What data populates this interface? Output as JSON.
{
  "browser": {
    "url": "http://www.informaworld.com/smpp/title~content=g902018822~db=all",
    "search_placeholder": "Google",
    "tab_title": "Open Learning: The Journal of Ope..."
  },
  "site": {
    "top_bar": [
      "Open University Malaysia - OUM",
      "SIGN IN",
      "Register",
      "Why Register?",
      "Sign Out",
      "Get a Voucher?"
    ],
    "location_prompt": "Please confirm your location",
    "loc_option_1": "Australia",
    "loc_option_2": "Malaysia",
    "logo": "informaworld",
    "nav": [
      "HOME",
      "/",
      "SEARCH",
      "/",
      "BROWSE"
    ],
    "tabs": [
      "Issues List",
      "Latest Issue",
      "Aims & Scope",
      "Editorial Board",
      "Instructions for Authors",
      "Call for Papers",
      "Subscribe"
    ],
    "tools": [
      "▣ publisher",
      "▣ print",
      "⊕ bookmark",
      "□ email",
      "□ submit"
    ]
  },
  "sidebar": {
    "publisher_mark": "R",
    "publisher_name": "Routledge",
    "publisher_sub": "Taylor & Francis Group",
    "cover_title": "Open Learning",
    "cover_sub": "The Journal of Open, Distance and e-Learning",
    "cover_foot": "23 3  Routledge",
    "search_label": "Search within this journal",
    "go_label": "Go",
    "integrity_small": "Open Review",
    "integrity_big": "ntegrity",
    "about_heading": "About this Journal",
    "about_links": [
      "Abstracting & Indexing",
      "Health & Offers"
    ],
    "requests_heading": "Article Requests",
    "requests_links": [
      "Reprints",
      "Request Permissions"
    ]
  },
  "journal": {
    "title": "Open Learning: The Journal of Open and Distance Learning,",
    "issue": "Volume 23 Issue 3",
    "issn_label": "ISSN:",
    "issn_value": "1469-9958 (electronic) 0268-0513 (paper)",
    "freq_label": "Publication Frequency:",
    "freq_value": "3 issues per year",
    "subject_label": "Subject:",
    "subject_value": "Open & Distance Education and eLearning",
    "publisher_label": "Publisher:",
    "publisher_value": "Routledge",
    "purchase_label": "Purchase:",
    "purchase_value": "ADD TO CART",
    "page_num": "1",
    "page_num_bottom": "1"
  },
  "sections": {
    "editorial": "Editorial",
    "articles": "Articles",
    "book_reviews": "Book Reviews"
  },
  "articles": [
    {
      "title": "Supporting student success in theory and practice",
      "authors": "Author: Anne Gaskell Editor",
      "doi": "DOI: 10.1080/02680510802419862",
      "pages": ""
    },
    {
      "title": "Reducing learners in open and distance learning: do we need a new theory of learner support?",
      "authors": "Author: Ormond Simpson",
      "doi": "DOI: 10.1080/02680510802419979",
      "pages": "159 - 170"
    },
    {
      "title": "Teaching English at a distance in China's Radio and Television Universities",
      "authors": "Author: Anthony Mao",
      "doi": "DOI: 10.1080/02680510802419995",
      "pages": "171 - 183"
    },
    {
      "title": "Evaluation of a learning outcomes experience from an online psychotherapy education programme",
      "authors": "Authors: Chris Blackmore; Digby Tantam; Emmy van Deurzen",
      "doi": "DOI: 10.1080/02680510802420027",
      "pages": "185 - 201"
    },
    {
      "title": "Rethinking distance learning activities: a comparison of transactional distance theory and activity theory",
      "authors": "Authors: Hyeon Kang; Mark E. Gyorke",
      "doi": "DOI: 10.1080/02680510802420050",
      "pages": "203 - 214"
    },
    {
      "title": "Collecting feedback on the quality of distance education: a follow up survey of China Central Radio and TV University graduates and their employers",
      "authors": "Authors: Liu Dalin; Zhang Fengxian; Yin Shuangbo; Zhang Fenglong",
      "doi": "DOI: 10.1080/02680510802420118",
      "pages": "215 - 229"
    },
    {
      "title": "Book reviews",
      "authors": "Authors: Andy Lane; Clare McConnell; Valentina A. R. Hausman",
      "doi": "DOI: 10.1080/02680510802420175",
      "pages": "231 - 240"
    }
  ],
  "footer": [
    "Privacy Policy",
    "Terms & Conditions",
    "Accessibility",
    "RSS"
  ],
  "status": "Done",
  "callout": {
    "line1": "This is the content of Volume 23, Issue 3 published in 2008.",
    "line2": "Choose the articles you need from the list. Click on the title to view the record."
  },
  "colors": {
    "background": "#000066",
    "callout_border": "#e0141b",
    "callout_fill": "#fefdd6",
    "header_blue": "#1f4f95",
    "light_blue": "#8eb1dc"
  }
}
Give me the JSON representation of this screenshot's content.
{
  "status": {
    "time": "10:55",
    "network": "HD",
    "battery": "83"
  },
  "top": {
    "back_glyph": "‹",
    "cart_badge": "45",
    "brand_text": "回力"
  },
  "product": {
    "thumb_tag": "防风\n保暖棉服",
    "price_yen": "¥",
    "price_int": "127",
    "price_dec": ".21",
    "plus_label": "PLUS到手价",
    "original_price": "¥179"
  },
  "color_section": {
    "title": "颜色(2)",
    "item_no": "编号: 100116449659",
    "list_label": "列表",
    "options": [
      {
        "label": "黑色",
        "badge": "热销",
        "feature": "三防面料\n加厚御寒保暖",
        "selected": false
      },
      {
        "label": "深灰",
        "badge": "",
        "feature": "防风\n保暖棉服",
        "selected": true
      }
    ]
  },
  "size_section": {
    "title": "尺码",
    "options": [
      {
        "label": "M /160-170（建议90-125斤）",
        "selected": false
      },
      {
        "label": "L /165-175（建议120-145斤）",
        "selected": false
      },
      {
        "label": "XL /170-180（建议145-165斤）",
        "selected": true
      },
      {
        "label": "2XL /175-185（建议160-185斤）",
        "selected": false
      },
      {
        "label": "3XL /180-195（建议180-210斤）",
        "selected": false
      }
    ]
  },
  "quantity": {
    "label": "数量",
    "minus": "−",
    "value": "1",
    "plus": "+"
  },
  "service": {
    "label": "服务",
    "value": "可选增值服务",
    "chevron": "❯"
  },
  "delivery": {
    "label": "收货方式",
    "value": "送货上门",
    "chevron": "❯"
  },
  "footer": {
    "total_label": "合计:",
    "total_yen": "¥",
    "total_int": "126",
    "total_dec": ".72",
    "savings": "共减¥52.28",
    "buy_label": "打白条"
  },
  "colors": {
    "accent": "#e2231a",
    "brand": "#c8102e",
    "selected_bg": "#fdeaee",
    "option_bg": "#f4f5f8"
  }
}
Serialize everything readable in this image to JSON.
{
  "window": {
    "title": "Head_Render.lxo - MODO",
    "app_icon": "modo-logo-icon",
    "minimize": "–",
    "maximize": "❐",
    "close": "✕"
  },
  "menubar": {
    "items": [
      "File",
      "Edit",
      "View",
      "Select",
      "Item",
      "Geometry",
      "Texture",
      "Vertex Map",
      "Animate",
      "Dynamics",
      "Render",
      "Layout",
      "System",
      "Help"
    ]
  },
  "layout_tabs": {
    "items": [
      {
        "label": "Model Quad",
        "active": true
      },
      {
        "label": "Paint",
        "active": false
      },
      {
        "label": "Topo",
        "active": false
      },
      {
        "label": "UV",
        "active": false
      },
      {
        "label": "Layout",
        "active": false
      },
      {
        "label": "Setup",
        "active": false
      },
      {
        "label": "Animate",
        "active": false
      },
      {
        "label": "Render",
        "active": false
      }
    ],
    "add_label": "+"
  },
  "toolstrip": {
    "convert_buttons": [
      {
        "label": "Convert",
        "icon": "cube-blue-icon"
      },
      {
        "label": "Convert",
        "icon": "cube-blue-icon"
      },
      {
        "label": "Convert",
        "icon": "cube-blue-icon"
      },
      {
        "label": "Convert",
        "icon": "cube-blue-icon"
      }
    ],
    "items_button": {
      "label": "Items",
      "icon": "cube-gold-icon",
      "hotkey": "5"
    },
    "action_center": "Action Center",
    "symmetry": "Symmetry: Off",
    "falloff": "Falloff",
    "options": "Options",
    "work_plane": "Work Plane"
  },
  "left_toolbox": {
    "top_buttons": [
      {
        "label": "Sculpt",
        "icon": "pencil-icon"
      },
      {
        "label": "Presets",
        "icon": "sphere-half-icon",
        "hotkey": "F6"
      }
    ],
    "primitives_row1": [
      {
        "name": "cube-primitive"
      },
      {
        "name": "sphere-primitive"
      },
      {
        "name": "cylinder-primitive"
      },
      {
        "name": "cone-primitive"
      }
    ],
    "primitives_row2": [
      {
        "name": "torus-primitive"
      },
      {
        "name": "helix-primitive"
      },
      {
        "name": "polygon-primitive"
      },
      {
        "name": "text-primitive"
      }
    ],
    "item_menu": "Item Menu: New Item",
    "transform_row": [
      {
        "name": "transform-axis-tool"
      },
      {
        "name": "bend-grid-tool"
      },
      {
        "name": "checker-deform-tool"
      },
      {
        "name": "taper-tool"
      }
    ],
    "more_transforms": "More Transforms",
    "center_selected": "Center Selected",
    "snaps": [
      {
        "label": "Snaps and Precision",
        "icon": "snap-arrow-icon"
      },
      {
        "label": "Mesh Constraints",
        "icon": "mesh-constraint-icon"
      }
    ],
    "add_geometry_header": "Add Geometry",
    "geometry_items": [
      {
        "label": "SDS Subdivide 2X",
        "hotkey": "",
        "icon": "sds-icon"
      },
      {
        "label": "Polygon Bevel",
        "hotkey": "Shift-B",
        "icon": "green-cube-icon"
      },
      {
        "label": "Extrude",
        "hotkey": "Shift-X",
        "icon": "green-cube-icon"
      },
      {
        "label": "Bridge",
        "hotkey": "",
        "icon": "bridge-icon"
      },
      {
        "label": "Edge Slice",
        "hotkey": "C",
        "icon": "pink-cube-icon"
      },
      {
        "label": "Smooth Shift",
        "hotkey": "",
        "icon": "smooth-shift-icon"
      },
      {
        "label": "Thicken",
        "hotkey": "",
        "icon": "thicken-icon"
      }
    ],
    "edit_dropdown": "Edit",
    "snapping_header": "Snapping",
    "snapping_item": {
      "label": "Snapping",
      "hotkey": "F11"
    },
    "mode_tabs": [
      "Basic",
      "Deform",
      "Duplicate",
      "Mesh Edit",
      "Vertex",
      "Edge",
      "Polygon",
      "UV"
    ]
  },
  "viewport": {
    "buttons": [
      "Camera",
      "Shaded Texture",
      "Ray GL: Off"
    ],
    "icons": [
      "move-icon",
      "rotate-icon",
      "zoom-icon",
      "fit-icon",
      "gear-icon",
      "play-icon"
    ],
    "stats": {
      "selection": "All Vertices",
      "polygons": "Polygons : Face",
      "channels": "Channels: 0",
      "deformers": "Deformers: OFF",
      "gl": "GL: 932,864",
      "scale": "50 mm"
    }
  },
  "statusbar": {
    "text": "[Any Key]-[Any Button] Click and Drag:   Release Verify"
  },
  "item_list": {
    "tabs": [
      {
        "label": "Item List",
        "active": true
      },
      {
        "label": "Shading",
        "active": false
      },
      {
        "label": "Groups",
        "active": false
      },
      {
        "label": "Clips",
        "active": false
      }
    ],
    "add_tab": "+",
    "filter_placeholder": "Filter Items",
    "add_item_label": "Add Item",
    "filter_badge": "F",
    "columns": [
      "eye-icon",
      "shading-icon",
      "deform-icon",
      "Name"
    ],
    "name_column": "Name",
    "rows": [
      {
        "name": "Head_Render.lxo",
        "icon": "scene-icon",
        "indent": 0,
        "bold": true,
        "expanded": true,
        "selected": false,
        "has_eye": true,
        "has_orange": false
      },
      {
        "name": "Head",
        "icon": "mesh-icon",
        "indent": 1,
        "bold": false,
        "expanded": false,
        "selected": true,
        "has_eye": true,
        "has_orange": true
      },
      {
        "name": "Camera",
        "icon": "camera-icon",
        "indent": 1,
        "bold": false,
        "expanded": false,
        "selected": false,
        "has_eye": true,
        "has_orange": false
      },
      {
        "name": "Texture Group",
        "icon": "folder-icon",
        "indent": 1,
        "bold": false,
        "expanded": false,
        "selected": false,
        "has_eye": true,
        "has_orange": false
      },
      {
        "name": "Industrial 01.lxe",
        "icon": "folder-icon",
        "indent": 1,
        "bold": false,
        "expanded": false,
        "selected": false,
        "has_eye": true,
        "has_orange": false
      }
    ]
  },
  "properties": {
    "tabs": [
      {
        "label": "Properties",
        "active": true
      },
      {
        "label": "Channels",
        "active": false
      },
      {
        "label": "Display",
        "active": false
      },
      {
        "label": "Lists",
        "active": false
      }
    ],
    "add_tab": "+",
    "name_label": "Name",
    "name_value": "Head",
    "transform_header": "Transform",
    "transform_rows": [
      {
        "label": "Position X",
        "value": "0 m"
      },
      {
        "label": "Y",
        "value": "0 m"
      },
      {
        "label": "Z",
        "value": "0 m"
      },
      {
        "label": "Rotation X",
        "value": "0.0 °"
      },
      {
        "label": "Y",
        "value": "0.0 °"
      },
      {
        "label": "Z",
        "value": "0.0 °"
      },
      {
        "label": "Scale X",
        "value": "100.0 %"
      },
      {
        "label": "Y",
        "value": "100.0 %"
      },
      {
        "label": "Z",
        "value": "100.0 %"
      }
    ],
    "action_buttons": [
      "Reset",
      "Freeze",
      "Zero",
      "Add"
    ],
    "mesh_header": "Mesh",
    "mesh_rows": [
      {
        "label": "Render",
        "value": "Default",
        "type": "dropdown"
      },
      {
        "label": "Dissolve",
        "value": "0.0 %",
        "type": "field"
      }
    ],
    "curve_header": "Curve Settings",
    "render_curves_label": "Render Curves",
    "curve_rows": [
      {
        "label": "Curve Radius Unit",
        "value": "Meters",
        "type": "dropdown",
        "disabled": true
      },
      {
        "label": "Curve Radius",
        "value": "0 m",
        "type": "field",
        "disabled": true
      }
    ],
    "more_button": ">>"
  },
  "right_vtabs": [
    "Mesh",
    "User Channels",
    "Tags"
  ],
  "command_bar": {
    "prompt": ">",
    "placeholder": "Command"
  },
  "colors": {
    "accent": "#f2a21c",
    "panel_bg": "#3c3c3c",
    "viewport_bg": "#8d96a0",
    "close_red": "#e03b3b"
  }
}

__What is being asked__:
Wherever the string "Channels" appears in the entries above, list that line.

__Solution to the exercise__:
      "channels": "Channels: 0",
        "label": "Channels",
    "User Channels",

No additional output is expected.